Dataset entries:
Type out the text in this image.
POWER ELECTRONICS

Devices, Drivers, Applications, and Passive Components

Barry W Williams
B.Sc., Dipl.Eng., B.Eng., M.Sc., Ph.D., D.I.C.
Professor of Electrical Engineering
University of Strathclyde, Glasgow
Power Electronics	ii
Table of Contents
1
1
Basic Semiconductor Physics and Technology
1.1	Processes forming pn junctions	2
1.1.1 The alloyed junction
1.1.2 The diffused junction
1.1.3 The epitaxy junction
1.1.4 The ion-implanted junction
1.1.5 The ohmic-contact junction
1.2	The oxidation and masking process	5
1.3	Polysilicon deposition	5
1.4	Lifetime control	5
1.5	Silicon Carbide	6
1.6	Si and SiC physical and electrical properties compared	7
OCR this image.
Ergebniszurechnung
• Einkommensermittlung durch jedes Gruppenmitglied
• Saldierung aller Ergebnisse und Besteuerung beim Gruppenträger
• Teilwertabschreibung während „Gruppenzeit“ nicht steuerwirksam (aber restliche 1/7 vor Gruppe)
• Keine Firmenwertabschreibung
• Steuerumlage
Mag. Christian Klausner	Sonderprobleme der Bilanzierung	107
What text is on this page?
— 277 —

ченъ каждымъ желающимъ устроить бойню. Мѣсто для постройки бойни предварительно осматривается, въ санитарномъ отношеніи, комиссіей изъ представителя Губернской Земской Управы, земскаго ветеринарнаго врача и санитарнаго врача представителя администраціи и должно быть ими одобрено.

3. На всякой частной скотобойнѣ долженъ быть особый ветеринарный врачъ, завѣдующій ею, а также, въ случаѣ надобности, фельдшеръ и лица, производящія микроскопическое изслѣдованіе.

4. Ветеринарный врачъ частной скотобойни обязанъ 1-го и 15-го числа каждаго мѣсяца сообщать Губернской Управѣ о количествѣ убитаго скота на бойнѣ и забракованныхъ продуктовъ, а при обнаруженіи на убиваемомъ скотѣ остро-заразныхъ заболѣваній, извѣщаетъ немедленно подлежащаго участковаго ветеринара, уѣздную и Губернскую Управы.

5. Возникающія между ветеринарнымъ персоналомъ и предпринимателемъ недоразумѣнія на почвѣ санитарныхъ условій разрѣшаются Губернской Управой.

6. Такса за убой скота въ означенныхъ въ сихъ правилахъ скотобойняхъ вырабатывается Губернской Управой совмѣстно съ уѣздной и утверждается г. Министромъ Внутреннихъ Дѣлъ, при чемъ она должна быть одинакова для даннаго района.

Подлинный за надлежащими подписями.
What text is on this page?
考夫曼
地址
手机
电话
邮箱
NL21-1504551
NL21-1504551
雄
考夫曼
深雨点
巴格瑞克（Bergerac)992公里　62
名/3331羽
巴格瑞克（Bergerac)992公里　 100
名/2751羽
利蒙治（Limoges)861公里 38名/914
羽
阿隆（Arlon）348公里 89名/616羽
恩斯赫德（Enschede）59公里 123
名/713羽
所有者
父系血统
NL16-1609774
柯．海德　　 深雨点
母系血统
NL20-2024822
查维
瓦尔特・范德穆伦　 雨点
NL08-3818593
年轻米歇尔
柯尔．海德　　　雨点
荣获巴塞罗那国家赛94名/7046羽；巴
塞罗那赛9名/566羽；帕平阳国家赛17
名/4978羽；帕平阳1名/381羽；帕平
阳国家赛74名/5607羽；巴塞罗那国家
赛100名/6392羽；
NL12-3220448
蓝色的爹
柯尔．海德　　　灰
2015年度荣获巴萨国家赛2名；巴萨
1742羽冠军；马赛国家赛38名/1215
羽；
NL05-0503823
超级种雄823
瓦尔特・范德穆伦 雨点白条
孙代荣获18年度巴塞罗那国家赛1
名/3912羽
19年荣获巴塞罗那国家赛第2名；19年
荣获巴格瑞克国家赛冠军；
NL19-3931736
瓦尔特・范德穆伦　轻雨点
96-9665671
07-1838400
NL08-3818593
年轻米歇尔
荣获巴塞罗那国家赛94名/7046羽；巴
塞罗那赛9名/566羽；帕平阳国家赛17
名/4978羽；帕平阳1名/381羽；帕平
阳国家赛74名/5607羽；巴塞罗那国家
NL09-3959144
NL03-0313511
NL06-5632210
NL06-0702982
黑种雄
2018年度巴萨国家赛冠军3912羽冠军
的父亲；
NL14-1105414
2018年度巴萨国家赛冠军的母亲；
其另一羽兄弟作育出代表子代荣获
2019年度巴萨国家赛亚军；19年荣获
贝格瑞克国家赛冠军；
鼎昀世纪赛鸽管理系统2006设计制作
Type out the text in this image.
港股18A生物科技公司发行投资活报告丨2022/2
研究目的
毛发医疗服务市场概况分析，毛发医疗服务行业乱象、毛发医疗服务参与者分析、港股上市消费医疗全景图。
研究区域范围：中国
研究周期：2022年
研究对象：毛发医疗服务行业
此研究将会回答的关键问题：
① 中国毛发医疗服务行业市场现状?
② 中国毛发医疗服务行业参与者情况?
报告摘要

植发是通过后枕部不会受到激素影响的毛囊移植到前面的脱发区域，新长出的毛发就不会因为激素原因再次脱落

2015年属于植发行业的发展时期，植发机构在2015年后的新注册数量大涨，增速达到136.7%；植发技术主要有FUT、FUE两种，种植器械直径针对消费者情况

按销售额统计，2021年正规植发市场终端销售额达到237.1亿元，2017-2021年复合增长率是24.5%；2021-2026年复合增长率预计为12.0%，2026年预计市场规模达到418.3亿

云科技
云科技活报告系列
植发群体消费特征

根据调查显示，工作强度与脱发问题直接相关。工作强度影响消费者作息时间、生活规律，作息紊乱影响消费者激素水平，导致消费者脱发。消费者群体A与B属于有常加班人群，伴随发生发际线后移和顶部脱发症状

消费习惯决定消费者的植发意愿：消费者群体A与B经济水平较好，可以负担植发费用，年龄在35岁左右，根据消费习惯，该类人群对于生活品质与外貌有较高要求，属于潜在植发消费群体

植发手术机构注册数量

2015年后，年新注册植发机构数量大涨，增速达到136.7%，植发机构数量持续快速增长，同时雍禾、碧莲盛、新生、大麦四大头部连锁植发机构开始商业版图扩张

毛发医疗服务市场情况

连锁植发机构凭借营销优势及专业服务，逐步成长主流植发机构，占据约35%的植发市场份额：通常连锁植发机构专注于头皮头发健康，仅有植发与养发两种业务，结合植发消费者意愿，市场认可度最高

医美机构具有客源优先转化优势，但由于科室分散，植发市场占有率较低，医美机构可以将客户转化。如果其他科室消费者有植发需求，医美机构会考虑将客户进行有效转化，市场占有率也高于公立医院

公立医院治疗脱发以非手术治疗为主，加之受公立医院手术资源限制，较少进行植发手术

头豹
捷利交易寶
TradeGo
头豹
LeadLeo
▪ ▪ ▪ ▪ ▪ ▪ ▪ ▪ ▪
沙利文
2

→ Exercise task
Faithfully transcribe the whole of the data.

→ Response to the exercise
Type out the text in this image.
POWER ELECTRONICS

Devices, Drivers, Applications, and Passive Components

Barry W Williams
B.Sc., Dipl.Eng., B.Eng., M.Sc., Ph.D., D.I.C.
Professor of Electrical Engineering
University of Strathclyde, Glasgow
Power Electronics	ii
Table of Contents
1
1
Basic Semiconductor Physics and Technology
1.1	Processes forming pn junctions	2
1.1.1 The alloyed junction
1.1.2 The diffused junction
1.1.3 The epitaxy junction
1.1.4 The ion-implanted junction
1.1.5 The ohmic-contact junction
1.2	The oxidation and masking process	5
1.3	Polysilicon deposition	5
1.4	Lifetime control	5
1.5	Silicon Carbide	6
1.6	Si and SiC physical and electrical properties compared	7
OCR this image.
Ergebniszurechnung
• Einkommensermittlung durch jedes Gruppenmitglied
• Saldierung aller Ergebnisse und Besteuerung beim Gruppenträger
• Teilwertabschreibung während „Gruppenzeit“ nicht steuerwirksam (aber restliche 1/7 vor Gruppe)
• Keine Firmenwertabschreibung
• Steuerumlage
Mag. Christian Klausner	Sonderprobleme der Bilanzierung	107
What text is on this page?
— 277 —

ченъ каждымъ желающимъ устроить бойню. Мѣсто для постройки бойни предварительно осматривается, въ санитарномъ отношеніи, комиссіей изъ представителя Губернской Земской Управы, земскаго ветеринарнаго врача и санитарнаго врача представителя администраціи и должно быть ими одобрено.

3. На всякой частной скотобойнѣ долженъ быть особый ветеринарный врачъ, завѣдующій ею, а также, въ случаѣ надобности, фельдшеръ и лица, производящія микроскопическое изслѣдованіе.

4. Ветеринарный врачъ частной скотобойни обязанъ 1-го и 15-го числа каждаго мѣсяца сообщать Губернской Управѣ о количествѣ убитаго скота на бойнѣ и забракованныхъ продуктовъ, а при обнаруженіи на убиваемомъ скотѣ остро-заразныхъ заболѣваній, извѣщаетъ немедленно подлежащаго участковаго ветеринара, уѣздную и Губернскую Управы.

5. Возникающія между ветеринарнымъ персоналомъ и предпринимателемъ недоразумѣнія на почвѣ санитарныхъ условій разрѣшаются Губернской Управой.

6. Такса за убой скота въ означенныхъ въ сихъ правилахъ скотобойняхъ вырабатывается Губернской Управой совмѣстно съ уѣздной и утверждается г. Министромъ Внутреннихъ Дѣлъ, при чемъ она должна быть одинакова для даннаго района.

Подлинный за надлежащими подписями.
What text is on this page?
考夫曼
地址
手机
电话
邮箱
NL21-1504551
NL21-1504551
雄
考夫曼
深雨点
巴格瑞克（Bergerac)992公里　62
名/3331羽
巴格瑞克（Bergerac)992公里　 100
名/2751羽
利蒙治（Limoges)861公里 38名/914
羽
阿隆（Arlon）348公里 89名/616羽
恩斯赫德（Enschede）59公里 123
名/713羽
所有者
父系血统
NL16-1609774
柯．海德　　 深雨点
母系血统
NL20-2024822
查维
瓦尔特・范德穆伦　 雨点
NL08-3818593
年轻米歇尔
柯尔．海德　　　雨点
荣获巴塞罗那国家赛94名/7046羽；巴
塞罗那赛9名/566羽；帕平阳国家赛17
名/4978羽；帕平阳1名/381羽；帕平
阳国家赛74名/5607羽；巴塞罗那国家
赛100名/6392羽；
NL12-3220448
蓝色的爹
柯尔．海德　　　灰
2015年度荣获巴萨国家赛2名；巴萨
1742羽冠军；马赛国家赛38名/1215
羽；
NL05-0503823
超级种雄823
瓦尔特・范德穆伦 雨点白条
孙代荣获18年度巴塞罗那国家赛1
名/3912羽
19年荣获巴塞罗那国家赛第2名；19年
荣获巴格瑞克国家赛冠军；
NL19-3931736
瓦尔特・范德穆伦　轻雨点
96-9665671
07-1838400
NL08-3818593
年轻米歇尔
荣获巴塞罗那国家赛94名/7046羽；巴
塞罗那赛9名/566羽；帕平阳国家赛17
名/4978羽；帕平阳1名/381羽；帕平
阳国家赛74名/5607羽；巴塞罗那国家
NL09-3959144
NL03-0313511
NL06-5632210
NL06-0702982
黑种雄
2018年度巴萨国家赛冠军3912羽冠军
的父亲；
NL14-1105414
2018年度巴萨国家赛冠军的母亲；
其另一羽兄弟作育出代表子代荣获
2019年度巴萨国家赛亚军；19年荣获
贝格瑞克国家赛冠军；
鼎昀世纪赛鸽管理系统2006设计制作
Type out the text in this image.
港股18A生物科技公司发行投资活报告丨2022/2
研究目的
毛发医疗服务市场概况分析，毛发医疗服务行业乱象、毛发医疗服务参与者分析、港股上市消费医疗全景图。
研究区域范围：中国
研究周期：2022年
研究对象：毛发医疗服务行业
此研究将会回答的关键问题：
① 中国毛发医疗服务行业市场现状?
② 中国毛发医疗服务行业参与者情况?
报告摘要

植发是通过后枕部不会受到激素影响的毛囊移植到前面的脱发区域，新长出的毛发就不会因为激素原因再次脱落

2015年属于植发行业的发展时期，植发机构在2015年后的新注册数量大涨，增速达到136.7%；植发技术主要有FUT、FUE两种，种植器械直径针对消费者情况

按销售额统计，2021年正规植发市场终端销售额达到237.1亿元，2017-2021年复合增长率是24.5%；2021-2026年复合增长率预计为12.0%，2026年预计市场规模达到418.3亿

云科技
云科技活报告系列
植发群体消费特征

根据调查显示，工作强度与脱发问题直接相关。工作强度影响消费者作息时间、生活规律，作息紊乱影响消费者激素水平，导致消费者脱发。消费者群体A与B属于有常加班人群，伴随发生发际线后移和顶部脱发症状

消费习惯决定消费者的植发意愿：消费者群体A与B经济水平较好，可以负担植发费用，年龄在35岁左右，根据消费习惯，该类人群对于生活品质与外貌有较高要求，属于潜在植发消费群体

植发手术机构注册数量

2015年后，年新注册植发机构数量大涨，增速达到136.7%，植发机构数量持续快速增长，同时雍禾、碧莲盛、新生、大麦四大头部连锁植发机构开始商业版图扩张

毛发医疗服务市场情况

连锁植发机构凭借营销优势及专业服务，逐步成长主流植发机构，占据约35%的植发市场份额：通常连锁植发机构专注于头皮头发健康，仅有植发与养发两种业务，结合植发消费者意愿，市场认可度最高

医美机构具有客源优先转化优势，但由于科室分散，植发市场占有率较低，医美机构可以将客户转化。如果其他科室消费者有植发需求，医美机构会考虑将客户进行有效转化，市场占有率也高于公立医院

公立医院治疗脱发以非手术治疗为主，加之受公立医院手术资源限制，较少进行植发手术

头豹
捷利交易寶
TradeGo
头豹
LeadLeo
▪ ▪ ▪ ▪ ▪ ▪ ▪ ▪ ▪
沙利文
2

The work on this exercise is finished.